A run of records

● ● ● ● ● ● ●

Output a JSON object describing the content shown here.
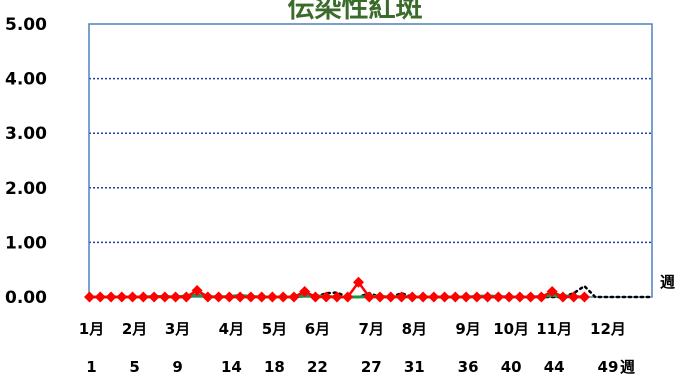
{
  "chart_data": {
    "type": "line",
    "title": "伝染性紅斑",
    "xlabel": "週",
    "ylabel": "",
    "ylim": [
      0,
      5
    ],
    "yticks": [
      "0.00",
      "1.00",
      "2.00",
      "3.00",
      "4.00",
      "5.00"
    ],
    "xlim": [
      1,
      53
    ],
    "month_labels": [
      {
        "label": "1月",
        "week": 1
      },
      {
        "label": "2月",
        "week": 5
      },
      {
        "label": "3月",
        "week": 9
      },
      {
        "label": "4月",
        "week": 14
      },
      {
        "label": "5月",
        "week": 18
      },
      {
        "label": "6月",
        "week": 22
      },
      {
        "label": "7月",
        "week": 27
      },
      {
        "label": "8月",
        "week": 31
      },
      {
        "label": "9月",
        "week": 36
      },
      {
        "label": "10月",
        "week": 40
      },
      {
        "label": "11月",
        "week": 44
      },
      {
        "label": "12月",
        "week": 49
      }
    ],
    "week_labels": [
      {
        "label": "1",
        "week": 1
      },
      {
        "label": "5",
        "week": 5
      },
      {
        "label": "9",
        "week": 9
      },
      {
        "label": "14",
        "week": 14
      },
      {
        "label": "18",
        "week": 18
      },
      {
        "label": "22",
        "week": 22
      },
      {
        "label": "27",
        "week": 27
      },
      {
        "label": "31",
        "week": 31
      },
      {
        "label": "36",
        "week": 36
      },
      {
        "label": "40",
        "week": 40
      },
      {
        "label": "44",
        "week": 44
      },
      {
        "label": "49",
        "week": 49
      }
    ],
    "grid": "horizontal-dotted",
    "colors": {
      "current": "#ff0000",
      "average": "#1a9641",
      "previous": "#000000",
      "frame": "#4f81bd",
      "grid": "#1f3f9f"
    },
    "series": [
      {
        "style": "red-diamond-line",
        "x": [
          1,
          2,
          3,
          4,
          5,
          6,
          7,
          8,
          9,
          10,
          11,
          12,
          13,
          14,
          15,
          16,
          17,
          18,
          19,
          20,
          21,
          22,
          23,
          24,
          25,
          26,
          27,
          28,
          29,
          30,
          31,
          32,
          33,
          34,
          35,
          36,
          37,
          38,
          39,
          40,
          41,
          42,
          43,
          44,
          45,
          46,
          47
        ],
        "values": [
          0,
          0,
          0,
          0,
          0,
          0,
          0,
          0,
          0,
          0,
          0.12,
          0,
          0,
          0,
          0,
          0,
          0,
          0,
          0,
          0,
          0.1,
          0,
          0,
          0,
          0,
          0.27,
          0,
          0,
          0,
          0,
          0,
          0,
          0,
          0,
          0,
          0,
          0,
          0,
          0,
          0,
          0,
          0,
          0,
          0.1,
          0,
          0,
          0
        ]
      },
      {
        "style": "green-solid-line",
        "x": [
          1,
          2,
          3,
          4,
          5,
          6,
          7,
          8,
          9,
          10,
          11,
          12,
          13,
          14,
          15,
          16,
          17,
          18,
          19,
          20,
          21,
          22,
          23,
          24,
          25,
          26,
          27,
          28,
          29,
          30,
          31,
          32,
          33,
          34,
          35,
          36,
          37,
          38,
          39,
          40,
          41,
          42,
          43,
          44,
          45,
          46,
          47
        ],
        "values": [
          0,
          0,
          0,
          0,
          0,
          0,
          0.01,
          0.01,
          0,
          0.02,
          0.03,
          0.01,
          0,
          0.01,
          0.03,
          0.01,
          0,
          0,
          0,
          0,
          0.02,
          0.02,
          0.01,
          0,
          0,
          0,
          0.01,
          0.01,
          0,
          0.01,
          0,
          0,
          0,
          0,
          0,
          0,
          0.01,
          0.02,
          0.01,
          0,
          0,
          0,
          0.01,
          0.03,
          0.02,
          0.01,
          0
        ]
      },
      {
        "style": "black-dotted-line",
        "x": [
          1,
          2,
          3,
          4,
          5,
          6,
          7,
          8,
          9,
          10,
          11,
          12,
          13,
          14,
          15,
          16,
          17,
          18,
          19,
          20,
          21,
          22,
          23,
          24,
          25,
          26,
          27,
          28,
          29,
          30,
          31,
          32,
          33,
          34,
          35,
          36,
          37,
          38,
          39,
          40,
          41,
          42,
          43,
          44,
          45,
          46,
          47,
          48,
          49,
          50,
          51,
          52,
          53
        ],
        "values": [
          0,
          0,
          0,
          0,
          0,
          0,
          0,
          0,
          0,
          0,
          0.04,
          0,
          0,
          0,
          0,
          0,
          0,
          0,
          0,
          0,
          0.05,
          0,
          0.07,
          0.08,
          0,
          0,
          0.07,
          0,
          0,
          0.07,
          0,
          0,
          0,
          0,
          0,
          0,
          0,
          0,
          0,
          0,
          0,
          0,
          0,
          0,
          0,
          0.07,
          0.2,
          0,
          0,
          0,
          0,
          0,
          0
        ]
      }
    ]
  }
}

● ● ● ● ● ● ●

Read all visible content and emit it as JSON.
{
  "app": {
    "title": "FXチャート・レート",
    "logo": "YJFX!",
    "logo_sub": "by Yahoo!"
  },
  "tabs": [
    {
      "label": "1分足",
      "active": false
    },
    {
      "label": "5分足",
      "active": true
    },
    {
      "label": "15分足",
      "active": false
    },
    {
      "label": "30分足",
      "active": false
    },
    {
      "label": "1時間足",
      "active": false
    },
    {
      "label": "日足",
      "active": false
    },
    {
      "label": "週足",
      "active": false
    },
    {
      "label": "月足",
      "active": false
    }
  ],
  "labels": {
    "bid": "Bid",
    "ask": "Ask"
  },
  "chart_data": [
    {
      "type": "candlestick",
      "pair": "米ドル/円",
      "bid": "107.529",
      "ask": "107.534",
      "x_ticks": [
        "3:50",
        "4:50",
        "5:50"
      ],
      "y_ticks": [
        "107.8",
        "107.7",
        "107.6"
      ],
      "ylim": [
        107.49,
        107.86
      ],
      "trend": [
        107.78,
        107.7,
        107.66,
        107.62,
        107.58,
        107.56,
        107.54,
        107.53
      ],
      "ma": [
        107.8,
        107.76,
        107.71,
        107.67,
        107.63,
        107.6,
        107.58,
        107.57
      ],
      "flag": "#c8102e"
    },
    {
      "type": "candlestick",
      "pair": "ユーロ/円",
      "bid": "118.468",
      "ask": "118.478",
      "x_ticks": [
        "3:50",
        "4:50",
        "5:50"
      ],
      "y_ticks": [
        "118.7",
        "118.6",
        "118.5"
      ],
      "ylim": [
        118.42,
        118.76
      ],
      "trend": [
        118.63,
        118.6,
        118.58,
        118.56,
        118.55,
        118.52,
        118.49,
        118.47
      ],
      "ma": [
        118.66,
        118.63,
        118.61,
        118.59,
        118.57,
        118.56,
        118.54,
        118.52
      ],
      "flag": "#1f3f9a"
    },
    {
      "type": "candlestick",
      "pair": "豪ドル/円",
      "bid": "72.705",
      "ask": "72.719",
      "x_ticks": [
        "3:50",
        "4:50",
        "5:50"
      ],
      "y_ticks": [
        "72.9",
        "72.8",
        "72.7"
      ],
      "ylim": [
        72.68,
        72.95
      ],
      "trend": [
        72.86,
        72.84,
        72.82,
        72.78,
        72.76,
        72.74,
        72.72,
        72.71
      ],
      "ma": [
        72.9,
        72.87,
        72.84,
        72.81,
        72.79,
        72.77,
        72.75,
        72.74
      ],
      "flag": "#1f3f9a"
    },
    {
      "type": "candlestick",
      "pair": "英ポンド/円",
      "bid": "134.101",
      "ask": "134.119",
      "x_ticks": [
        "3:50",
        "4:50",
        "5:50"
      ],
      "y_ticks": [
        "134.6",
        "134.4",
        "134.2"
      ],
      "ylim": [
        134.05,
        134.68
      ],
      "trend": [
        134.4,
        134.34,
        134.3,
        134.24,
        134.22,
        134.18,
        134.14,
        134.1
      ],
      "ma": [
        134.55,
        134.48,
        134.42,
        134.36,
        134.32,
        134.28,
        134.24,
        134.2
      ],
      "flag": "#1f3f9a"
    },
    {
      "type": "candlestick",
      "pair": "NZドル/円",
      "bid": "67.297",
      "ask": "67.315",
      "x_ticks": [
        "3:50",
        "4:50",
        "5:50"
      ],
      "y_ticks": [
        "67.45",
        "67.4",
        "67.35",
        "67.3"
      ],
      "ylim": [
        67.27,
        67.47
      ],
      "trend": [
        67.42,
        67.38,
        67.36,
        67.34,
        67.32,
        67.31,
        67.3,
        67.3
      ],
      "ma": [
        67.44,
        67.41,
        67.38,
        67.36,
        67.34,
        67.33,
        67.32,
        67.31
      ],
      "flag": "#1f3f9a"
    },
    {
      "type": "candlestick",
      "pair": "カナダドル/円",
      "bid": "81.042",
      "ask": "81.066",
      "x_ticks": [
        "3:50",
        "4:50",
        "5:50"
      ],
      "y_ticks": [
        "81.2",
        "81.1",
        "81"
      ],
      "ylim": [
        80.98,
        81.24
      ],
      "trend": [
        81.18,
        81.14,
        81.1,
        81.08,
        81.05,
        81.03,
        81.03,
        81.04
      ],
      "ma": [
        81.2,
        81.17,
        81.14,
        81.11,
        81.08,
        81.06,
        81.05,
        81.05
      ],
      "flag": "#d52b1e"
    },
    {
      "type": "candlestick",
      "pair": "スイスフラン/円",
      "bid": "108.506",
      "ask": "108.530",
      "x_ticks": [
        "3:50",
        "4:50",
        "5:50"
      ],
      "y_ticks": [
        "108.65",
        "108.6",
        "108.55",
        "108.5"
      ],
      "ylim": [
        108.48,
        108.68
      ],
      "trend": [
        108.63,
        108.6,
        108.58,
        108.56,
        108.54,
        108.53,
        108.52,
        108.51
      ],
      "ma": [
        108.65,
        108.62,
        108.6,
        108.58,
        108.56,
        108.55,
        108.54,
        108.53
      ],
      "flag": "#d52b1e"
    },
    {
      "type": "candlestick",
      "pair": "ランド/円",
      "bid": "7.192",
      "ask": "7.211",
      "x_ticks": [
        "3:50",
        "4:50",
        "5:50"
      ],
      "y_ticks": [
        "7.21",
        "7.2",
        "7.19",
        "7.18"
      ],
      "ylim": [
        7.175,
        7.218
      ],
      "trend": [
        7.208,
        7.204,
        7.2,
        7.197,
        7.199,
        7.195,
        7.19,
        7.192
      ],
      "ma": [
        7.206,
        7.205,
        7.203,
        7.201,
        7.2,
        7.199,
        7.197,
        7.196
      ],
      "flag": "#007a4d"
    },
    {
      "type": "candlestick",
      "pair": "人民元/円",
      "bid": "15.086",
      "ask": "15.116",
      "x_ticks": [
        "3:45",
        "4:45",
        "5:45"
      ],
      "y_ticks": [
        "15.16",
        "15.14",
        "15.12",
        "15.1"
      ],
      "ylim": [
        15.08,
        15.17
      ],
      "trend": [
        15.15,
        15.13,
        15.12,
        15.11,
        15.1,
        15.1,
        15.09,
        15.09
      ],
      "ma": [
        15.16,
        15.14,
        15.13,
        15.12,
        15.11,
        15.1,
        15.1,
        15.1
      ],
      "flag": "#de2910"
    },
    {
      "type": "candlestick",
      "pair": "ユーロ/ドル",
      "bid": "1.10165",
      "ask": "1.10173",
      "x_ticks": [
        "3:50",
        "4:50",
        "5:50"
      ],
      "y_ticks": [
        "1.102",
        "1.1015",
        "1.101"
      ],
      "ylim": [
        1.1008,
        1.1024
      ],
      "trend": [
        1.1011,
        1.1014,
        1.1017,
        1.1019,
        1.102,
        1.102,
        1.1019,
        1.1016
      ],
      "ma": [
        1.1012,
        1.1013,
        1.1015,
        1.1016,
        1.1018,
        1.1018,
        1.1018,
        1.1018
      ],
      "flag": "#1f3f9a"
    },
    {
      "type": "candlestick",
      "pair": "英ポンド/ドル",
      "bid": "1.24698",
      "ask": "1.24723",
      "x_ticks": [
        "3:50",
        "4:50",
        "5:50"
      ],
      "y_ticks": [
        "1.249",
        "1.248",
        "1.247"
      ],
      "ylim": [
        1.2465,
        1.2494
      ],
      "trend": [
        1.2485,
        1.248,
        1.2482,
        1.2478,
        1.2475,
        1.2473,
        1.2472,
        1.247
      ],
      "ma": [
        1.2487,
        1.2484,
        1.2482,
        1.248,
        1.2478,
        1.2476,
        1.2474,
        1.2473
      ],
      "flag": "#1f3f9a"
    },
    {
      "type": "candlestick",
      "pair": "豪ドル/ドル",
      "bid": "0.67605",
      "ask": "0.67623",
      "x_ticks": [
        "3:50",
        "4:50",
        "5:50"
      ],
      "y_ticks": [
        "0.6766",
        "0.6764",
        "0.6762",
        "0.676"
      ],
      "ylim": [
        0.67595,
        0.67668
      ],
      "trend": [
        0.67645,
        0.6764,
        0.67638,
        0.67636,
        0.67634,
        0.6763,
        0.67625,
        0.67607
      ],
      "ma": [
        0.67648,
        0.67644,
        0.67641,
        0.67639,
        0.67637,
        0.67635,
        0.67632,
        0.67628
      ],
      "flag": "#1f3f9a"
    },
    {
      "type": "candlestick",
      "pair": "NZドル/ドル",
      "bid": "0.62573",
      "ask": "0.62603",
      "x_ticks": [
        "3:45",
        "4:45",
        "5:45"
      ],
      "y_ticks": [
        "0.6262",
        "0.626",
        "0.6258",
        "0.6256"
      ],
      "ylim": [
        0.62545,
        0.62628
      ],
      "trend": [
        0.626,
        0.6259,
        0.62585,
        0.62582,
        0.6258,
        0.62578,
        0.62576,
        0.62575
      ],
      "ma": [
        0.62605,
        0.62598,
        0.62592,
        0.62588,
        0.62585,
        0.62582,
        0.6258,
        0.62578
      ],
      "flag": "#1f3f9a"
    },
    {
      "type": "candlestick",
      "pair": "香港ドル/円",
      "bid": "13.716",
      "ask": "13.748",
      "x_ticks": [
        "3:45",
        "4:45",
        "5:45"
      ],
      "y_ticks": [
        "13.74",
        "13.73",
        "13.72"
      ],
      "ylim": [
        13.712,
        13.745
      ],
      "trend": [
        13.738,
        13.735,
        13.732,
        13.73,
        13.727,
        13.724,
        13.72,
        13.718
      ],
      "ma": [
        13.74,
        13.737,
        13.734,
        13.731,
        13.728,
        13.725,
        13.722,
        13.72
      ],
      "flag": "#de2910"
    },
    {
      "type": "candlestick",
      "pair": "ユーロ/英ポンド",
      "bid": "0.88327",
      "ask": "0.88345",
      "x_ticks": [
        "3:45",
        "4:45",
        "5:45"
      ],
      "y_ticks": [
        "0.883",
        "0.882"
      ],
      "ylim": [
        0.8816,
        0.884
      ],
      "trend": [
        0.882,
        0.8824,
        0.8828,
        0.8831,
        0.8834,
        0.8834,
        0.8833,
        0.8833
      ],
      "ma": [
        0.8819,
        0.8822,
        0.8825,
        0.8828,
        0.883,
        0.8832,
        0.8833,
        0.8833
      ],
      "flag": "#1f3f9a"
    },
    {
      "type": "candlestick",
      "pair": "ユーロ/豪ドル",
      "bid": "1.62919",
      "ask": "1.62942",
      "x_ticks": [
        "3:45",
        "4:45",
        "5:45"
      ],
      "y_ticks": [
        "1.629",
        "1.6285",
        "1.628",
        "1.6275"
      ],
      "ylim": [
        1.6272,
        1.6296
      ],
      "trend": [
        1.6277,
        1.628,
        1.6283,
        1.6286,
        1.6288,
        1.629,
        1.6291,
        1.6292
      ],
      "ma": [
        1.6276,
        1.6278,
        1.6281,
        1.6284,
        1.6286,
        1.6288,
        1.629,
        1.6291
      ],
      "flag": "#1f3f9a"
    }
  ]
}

● ● ● ● ● ● ●

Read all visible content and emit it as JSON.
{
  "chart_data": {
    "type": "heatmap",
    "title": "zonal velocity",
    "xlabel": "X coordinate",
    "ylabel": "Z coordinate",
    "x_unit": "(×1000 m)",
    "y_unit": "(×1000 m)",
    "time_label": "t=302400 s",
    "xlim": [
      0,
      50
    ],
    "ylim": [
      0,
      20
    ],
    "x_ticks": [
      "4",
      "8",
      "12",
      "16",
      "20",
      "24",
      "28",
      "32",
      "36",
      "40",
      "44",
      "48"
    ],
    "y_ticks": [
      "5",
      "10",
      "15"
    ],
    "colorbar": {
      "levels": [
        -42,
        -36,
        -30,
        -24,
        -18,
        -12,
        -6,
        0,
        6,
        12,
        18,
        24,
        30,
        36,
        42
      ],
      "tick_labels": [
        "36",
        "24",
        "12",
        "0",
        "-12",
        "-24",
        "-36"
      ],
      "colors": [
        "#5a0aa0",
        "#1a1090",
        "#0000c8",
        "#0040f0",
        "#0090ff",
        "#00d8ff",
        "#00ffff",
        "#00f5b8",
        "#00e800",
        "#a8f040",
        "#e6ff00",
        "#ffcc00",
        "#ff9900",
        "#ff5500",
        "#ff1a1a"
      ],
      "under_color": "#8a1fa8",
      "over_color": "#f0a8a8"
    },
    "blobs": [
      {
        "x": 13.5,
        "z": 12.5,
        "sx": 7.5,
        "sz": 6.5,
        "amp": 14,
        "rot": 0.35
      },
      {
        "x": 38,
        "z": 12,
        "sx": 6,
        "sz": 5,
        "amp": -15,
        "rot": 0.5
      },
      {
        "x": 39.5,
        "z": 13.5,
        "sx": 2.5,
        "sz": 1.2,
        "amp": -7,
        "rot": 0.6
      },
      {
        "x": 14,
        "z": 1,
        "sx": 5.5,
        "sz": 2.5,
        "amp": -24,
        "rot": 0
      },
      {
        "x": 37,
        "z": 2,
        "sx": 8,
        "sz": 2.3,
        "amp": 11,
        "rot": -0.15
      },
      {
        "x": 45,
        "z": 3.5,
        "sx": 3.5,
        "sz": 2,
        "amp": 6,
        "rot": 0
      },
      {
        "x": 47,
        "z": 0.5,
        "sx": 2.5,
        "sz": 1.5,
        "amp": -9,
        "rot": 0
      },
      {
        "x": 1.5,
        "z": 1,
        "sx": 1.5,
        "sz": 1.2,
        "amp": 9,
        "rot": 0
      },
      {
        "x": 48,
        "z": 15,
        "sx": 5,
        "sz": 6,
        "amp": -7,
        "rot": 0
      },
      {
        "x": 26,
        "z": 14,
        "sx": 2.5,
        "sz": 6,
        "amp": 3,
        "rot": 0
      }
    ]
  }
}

● ● ● ● ● ● ●

:: Given request ::
Using the data above, copy each line that contains "coordinate".

:: Exercise result ::
    "xlabel": "X coordinate",
    "ylabel": "Z coordinate",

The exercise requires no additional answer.